> PROMPT: Write the records below out in full, character for character, with no pictures.

> SUPPLIED ENTRIES:
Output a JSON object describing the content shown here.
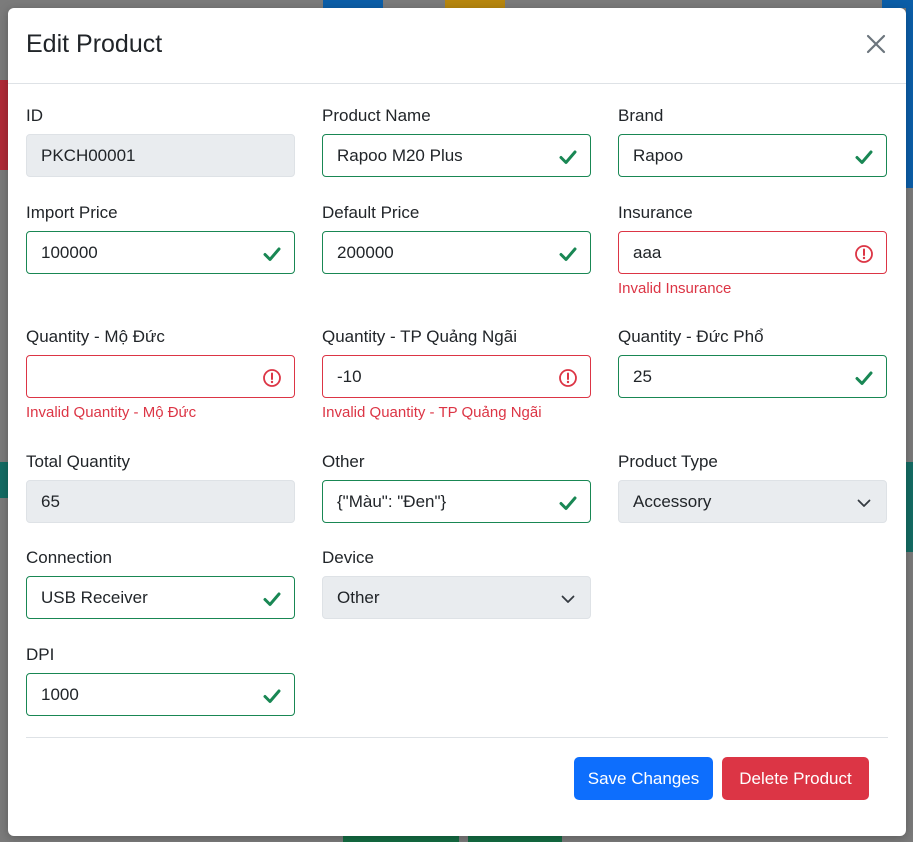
{
  "modal": {
    "title": "Edit Product",
    "close_icon": "close-icon"
  },
  "fields": {
    "id": {
      "label": "ID",
      "value": "PKCH00001",
      "state": "readonly"
    },
    "product_name": {
      "label": "Product Name",
      "value": "Rapoo M20 Plus",
      "state": "valid"
    },
    "brand": {
      "label": "Brand",
      "value": "Rapoo",
      "state": "valid"
    },
    "import_price": {
      "label": "Import Price",
      "value": "100000",
      "state": "valid"
    },
    "default_price": {
      "label": "Default Price",
      "value": "200000",
      "state": "valid"
    },
    "insurance": {
      "label": "Insurance",
      "value": "aaa",
      "state": "invalid",
      "feedback": "Invalid Insurance"
    },
    "qty_mo_duc": {
      "label": "Quantity - Mộ Đức",
      "value": "",
      "state": "invalid",
      "feedback": "Invalid Quantity - Mộ Đức"
    },
    "qty_tp_quang_ngai": {
      "label": "Quantity - TP Quảng Ngãi",
      "value": "-10",
      "state": "invalid",
      "feedback": "Invalid Quantity - TP Quảng Ngãi"
    },
    "qty_duc_pho": {
      "label": "Quantity - Đức Phổ",
      "value": "25",
      "state": "valid"
    },
    "total_quantity": {
      "label": "Total Quantity",
      "value": "65",
      "state": "readonly"
    },
    "other": {
      "label": "Other",
      "value": "{\"Màu\": \"Đen\"}",
      "state": "valid"
    },
    "product_type": {
      "label": "Product Type",
      "value": "Accessory",
      "state": "select"
    },
    "connection": {
      "label": "Connection",
      "value": "USB Receiver",
      "state": "valid"
    },
    "device": {
      "label": "Device",
      "value": "Other",
      "state": "select"
    },
    "dpi": {
      "label": "DPI",
      "value": "1000",
      "state": "valid"
    }
  },
  "buttons": {
    "save_label": "Save Changes",
    "delete_label": "Delete Product"
  },
  "colors": {
    "valid": "#198754",
    "invalid": "#dc3545",
    "primary": "#0d6efd",
    "danger": "#dc3545"
  }
}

> ANSWER IN FULL:
Output a JSON object describing the content shown here.
{
  "modal": {
    "title": "Edit Product",
    "close_icon": "close-icon"
  },
  "fields": {
    "id": {
      "label": "ID",
      "value": "PKCH00001",
      "state": "readonly"
    },
    "product_name": {
      "label": "Product Name",
      "value": "Rapoo M20 Plus",
      "state": "valid"
    },
    "brand": {
      "label": "Brand",
      "value": "Rapoo",
      "state": "valid"
    },
    "import_price": {
      "label": "Import Price",
      "value": "100000",
      "state": "valid"
    },
    "default_price": {
      "label": "Default Price",
      "value": "200000",
      "state": "valid"
    },
    "insurance": {
      "label": "Insurance",
      "value": "aaa",
      "state": "invalid",
      "feedback": "Invalid Insurance"
    },
    "qty_mo_duc": {
      "label": "Quantity - Mộ Đức",
      "value": "",
      "state": "invalid",
      "feedback": "Invalid Quantity - Mộ Đức"
    },
    "qty_tp_quang_ngai": {
      "label": "Quantity - TP Quảng Ngãi",
      "value": "-10",
      "state": "invalid",
      "feedback": "Invalid Quantity - TP Quảng Ngãi"
    },
    "qty_duc_pho": {
      "label": "Quantity - Đức Phổ",
      "value": "25",
      "state": "valid"
    },
    "total_quantity": {
      "label": "Total Quantity",
      "value": "65",
      "state": "readonly"
    },
    "other": {
      "label": "Other",
      "value": "{\"Màu\": \"Đen\"}",
      "state": "valid"
    },
    "product_type": {
      "label": "Product Type",
      "value": "Accessory",
      "state": "select"
    },
    "connection": {
      "label": "Connection",
      "value": "USB Receiver",
      "state": "valid"
    },
    "device": {
      "label": "Device",
      "value": "Other",
      "state": "select"
    },
    "dpi": {
      "label": "DPI",
      "value": "1000",
      "state": "valid"
    }
  },
  "buttons": {
    "save_label": "Save Changes",
    "delete_label": "Delete Product"
  },
  "colors": {
    "valid": "#198754",
    "invalid": "#dc3545",
    "primary": "#0d6efd",
    "danger": "#dc3545"
  }
}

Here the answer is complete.